=== Required work ===
Copy each line that holds "false".
____ Items
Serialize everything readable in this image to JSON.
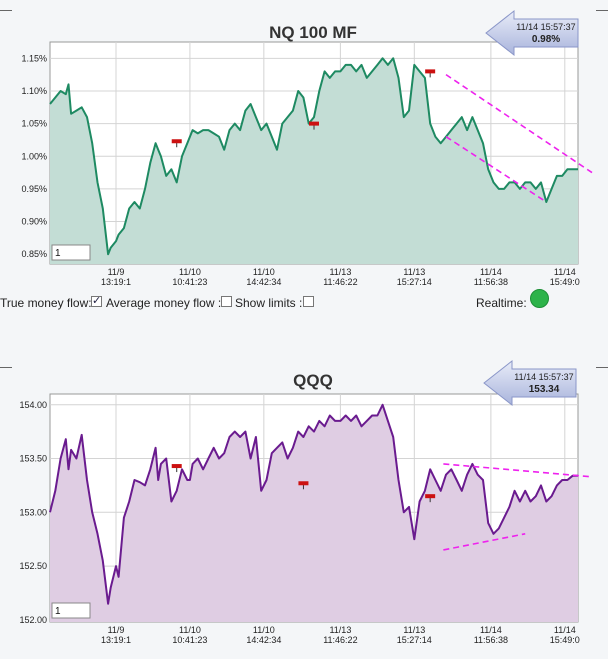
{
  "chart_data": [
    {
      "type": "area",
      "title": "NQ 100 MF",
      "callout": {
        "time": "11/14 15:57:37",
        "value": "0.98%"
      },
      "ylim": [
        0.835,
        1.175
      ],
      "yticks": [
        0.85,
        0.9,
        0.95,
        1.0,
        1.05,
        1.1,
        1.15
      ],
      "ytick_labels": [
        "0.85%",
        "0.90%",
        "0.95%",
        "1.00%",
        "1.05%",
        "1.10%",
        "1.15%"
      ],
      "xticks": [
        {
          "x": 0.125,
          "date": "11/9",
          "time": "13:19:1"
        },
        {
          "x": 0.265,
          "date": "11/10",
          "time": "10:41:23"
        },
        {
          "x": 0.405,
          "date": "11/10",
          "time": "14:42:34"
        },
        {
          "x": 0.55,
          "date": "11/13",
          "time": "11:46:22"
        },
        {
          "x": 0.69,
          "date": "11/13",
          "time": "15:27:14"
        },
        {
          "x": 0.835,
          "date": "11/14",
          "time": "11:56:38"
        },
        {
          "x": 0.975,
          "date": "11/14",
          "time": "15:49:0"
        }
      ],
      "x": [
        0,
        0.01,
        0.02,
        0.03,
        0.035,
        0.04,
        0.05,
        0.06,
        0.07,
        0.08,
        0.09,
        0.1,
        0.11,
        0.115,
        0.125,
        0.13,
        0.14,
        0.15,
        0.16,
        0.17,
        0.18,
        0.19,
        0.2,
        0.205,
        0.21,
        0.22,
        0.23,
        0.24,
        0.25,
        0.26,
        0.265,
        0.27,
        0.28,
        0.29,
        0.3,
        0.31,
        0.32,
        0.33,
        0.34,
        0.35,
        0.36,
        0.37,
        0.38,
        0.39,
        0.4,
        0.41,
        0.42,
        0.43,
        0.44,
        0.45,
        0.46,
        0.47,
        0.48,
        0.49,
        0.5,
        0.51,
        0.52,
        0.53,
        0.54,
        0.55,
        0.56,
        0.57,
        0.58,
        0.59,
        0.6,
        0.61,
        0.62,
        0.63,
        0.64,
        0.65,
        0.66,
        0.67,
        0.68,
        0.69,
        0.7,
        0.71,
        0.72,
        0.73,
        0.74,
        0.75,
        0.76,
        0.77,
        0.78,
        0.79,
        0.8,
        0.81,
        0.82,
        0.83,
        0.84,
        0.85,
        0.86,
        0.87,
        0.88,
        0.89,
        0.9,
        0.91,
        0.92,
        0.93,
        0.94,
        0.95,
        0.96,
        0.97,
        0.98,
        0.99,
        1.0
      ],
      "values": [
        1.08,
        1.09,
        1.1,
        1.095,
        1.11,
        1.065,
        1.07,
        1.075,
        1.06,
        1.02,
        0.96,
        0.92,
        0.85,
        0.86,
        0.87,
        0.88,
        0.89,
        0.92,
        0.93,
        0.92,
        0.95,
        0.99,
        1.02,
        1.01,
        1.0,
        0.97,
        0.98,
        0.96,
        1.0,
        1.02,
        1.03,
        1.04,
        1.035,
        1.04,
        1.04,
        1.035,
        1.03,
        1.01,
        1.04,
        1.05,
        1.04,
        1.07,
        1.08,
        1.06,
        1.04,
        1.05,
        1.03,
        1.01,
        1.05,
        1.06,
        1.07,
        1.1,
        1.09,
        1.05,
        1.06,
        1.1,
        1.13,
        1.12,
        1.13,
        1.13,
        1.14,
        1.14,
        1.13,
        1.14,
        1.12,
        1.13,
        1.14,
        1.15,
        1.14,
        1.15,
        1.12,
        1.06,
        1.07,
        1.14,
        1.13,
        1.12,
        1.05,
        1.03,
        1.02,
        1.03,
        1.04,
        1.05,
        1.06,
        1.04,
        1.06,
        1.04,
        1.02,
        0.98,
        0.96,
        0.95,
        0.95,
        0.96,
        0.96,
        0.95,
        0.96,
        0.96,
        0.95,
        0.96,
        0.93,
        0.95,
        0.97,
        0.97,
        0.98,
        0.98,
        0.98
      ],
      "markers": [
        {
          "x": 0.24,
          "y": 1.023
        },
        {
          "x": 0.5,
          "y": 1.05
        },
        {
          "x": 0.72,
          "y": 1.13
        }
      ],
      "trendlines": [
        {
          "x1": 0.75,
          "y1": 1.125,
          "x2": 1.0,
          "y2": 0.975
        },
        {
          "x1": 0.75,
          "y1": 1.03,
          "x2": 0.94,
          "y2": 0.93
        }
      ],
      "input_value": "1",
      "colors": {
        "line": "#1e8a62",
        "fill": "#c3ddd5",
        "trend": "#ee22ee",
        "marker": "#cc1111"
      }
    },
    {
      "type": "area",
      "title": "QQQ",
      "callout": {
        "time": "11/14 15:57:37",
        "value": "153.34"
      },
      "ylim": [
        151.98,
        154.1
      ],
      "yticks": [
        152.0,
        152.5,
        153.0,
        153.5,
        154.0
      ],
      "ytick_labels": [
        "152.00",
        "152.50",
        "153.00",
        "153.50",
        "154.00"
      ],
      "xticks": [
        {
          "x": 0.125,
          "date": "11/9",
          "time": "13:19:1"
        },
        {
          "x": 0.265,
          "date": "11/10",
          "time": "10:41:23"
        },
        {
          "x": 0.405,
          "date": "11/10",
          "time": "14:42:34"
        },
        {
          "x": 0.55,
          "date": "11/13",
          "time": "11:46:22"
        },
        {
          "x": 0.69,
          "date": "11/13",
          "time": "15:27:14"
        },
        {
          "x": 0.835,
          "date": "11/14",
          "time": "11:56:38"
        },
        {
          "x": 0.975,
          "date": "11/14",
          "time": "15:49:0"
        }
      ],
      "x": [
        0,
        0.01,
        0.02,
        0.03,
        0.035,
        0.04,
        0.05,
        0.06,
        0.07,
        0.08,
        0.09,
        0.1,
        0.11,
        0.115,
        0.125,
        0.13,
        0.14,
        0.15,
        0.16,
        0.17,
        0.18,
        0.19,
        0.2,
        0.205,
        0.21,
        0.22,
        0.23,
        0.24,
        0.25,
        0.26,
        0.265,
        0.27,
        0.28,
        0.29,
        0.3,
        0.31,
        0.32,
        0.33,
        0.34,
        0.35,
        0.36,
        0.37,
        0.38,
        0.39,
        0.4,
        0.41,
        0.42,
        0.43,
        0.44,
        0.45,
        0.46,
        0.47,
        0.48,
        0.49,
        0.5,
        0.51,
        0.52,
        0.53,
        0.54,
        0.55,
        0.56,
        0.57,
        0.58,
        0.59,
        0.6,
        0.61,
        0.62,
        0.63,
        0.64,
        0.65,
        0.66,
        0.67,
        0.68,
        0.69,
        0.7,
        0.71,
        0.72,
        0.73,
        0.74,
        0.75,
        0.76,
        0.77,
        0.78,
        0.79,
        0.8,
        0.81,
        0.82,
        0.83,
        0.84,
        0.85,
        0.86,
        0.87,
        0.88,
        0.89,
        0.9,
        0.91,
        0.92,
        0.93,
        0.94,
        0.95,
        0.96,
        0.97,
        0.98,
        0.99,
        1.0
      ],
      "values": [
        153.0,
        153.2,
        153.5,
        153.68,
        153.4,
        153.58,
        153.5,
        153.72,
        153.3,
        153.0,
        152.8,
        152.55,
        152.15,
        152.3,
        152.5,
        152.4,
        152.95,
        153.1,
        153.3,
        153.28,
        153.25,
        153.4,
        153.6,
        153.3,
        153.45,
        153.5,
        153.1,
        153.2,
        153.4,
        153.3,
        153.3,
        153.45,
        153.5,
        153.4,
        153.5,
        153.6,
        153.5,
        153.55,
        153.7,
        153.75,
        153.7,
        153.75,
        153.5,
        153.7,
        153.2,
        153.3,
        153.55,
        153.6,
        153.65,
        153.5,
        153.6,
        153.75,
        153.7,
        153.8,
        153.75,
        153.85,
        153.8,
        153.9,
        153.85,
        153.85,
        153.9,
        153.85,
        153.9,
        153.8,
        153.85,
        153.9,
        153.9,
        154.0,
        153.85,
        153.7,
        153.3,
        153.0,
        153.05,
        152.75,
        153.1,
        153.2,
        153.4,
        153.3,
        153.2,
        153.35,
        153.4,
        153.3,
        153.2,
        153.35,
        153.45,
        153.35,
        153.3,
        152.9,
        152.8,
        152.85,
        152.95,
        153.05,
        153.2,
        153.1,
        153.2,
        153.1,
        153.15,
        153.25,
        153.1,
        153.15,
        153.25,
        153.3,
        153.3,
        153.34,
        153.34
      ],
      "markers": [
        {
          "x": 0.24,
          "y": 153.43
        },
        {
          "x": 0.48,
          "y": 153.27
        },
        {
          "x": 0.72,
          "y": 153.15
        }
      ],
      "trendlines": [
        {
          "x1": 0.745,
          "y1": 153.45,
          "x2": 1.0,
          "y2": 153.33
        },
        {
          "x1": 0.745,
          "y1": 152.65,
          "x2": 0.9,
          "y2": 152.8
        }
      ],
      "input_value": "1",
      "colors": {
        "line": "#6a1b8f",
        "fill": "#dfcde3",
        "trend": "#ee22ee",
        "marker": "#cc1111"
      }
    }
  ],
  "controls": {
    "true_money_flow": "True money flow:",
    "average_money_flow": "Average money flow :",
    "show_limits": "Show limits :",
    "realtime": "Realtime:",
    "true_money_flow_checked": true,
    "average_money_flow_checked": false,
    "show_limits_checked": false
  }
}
________
=== Correct result ===
    "average_money_flow_checked": false,
    "show_limits_checked": false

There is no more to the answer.